» EXERCISE: Wherever a line below holds the word "building", copy that line.

(Excerpt from a dataset)
______________________________

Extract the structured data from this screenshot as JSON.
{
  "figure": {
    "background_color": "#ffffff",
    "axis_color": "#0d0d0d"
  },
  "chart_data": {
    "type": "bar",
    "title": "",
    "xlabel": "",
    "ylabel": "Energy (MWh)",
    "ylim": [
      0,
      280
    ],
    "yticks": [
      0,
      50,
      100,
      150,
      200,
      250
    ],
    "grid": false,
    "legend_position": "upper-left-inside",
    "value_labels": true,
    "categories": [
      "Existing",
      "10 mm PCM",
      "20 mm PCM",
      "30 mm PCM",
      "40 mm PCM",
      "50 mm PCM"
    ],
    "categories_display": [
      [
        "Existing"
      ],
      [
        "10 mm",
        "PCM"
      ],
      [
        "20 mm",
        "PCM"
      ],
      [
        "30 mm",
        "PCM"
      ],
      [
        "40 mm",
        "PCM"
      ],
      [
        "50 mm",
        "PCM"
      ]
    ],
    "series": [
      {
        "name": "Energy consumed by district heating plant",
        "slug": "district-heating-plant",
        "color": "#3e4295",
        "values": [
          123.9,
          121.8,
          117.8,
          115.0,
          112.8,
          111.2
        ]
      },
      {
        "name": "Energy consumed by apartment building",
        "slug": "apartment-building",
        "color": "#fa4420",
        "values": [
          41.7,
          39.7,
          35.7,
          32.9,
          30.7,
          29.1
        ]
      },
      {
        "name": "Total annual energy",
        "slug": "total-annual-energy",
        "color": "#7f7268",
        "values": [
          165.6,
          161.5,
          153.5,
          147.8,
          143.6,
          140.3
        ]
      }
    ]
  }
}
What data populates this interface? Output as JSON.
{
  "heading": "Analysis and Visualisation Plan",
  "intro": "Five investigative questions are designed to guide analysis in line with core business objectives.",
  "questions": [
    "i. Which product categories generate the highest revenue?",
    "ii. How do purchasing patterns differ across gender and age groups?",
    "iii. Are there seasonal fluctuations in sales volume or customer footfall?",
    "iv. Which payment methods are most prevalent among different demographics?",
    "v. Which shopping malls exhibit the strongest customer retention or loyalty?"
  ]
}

______________________________

» OUTPUT:
        "name": "Energy consumed by apartment building",
        "slug": "apartment-building",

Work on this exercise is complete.